**Request**
From the entries that follow, pick out all lines holding "name".

**Data for the task**
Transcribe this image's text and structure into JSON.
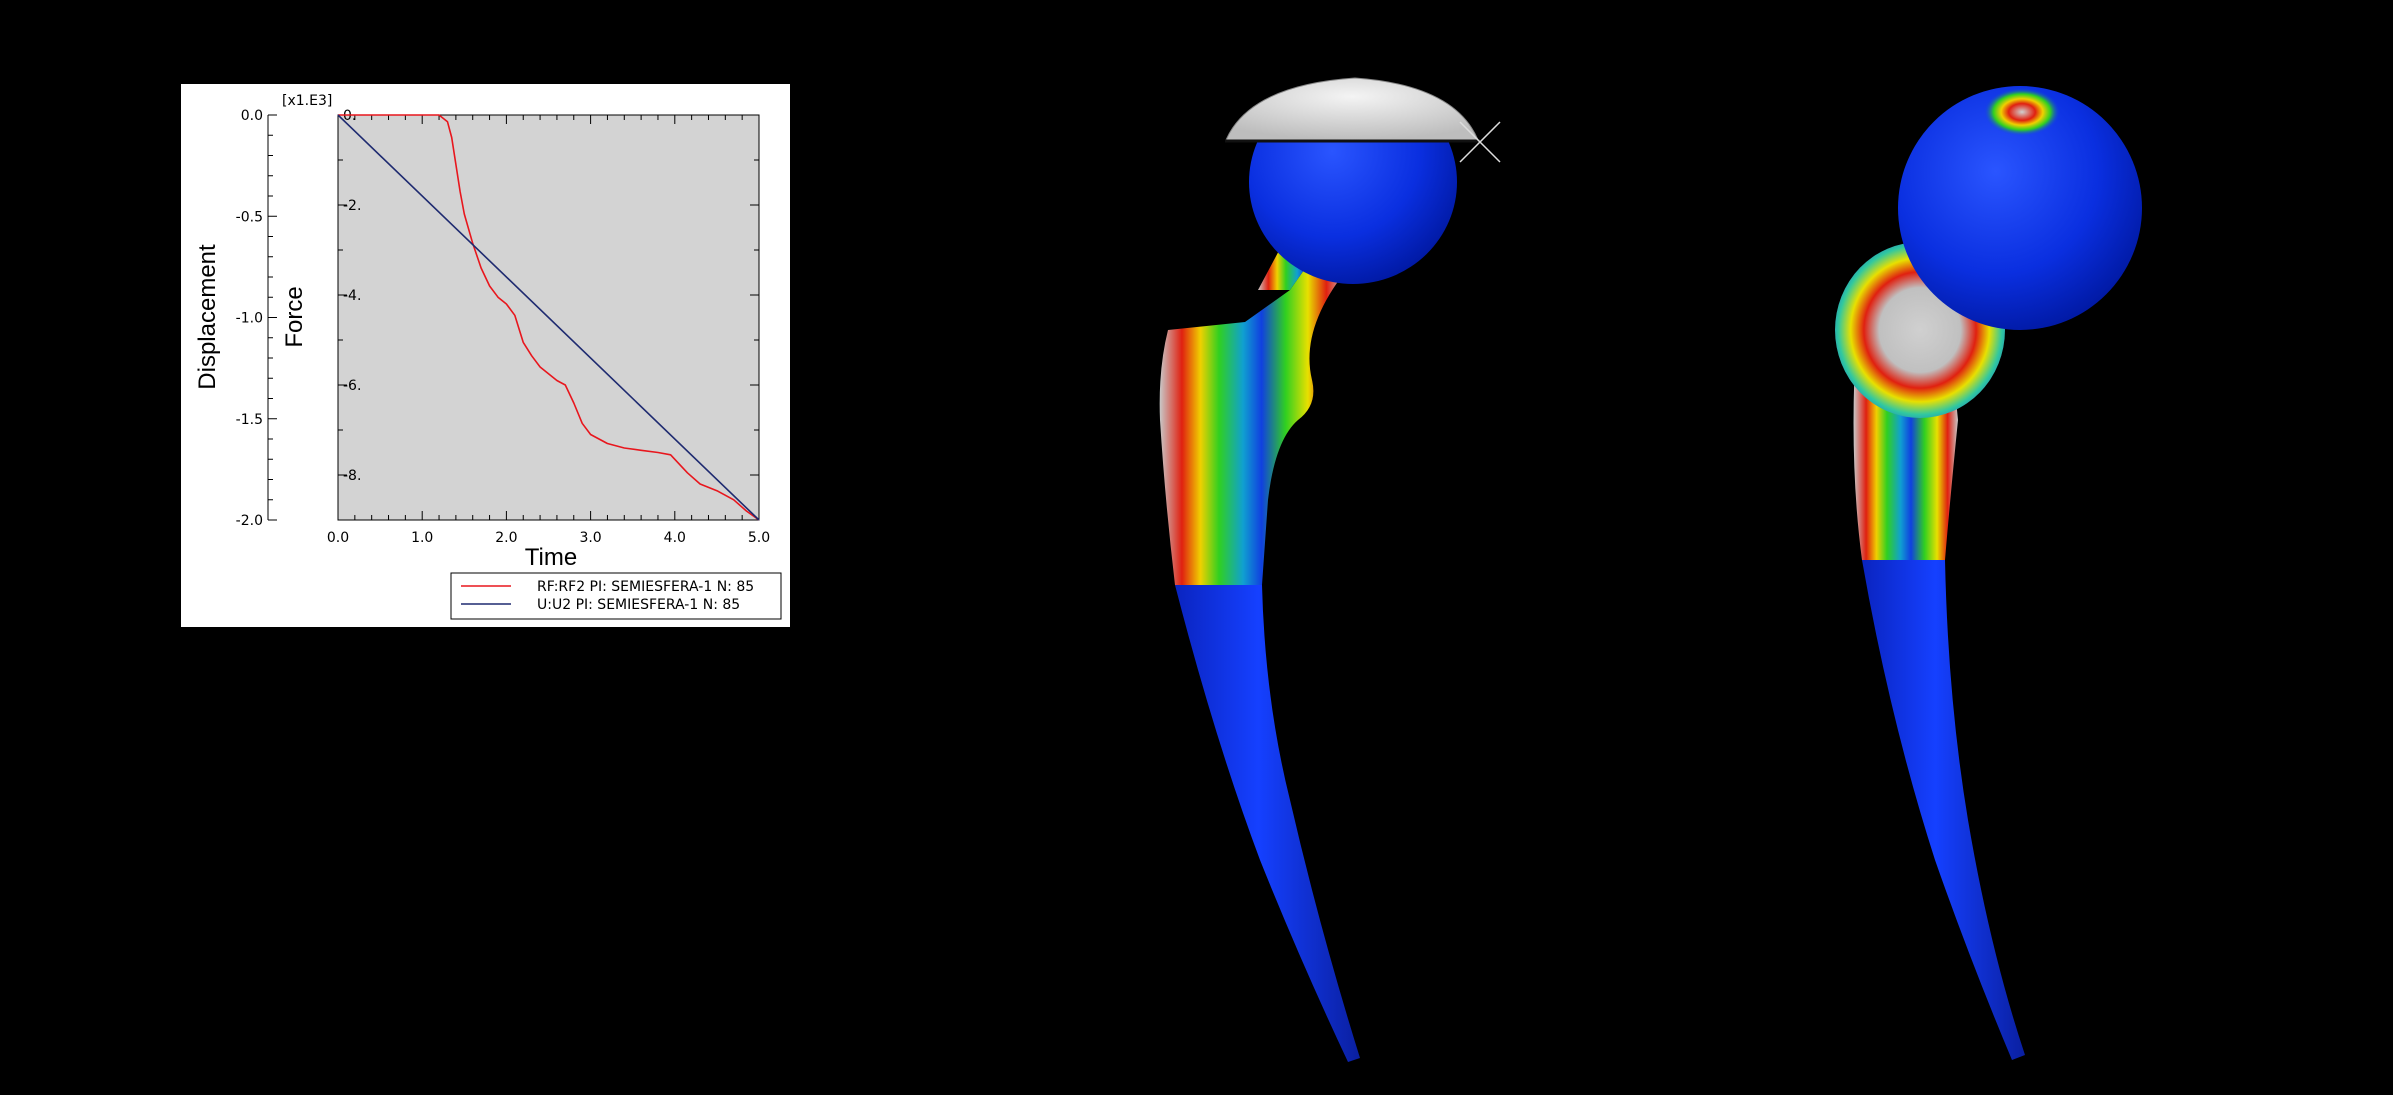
{
  "chart_data": {
    "type": "line",
    "multiplier_label": "[x1.E3]",
    "xlabel": "Time",
    "ylabel_left": "Displacement",
    "ylabel_right": "Force",
    "xlim": [
      0.0,
      5.0
    ],
    "ylim_force": [
      -9.0,
      0.0
    ],
    "ylim_displacement": [
      -2.0,
      0.0
    ],
    "x_ticks": [
      "0.0",
      "1.0",
      "2.0",
      "3.0",
      "4.0",
      "5.0"
    ],
    "force_ticks": [
      {
        "value": 0,
        "label": "0."
      },
      {
        "value": -2,
        "label": "-2."
      },
      {
        "value": -4,
        "label": "-4."
      },
      {
        "value": -6,
        "label": "-6."
      },
      {
        "value": -8,
        "label": "-8."
      }
    ],
    "displacement_ticks": [
      {
        "value": 0.0,
        "label": "0.0"
      },
      {
        "value": -0.5,
        "label": "-0.5"
      },
      {
        "value": -1.0,
        "label": "-1.0"
      },
      {
        "value": -1.5,
        "label": "-1.5"
      },
      {
        "value": -2.0,
        "label": "-2.0"
      }
    ],
    "grid": false,
    "legend_position": "bottom-right",
    "series": [
      {
        "name": "RF:RF2 PI: SEMIESFERA-1 N: 85",
        "color": "#e8161d",
        "axis": "force",
        "x": [
          0.0,
          1.0,
          1.2,
          1.3,
          1.35,
          1.4,
          1.45,
          1.5,
          1.6,
          1.7,
          1.8,
          1.9,
          2.0,
          2.1,
          2.2,
          2.3,
          2.4,
          2.5,
          2.6,
          2.7,
          2.8,
          2.9,
          3.0,
          3.1,
          3.2,
          3.4,
          3.6,
          3.8,
          3.95,
          4.05,
          4.15,
          4.3,
          4.5,
          4.7,
          4.85,
          5.0
        ],
        "y": [
          0.0,
          0.0,
          0.0,
          -0.15,
          -0.5,
          -1.1,
          -1.7,
          -2.2,
          -2.85,
          -3.4,
          -3.8,
          -4.05,
          -4.2,
          -4.45,
          -5.05,
          -5.35,
          -5.6,
          -5.75,
          -5.9,
          -6.0,
          -6.4,
          -6.85,
          -7.1,
          -7.2,
          -7.3,
          -7.4,
          -7.45,
          -7.5,
          -7.55,
          -7.75,
          -7.95,
          -8.2,
          -8.35,
          -8.55,
          -8.8,
          -9.0
        ]
      },
      {
        "name": "U:U2 PI: SEMIESFERA-1 N: 85",
        "color": "#1e2a70",
        "axis": "displacement",
        "x": [
          0.0,
          5.0
        ],
        "y": [
          0.0,
          -2.0
        ]
      }
    ]
  }
}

**Final result**
        "name": "RF:RF2 PI: SEMIESFERA-1 N: 85",
        "name": "U:U2 PI: SEMIESFERA-1 N: 85",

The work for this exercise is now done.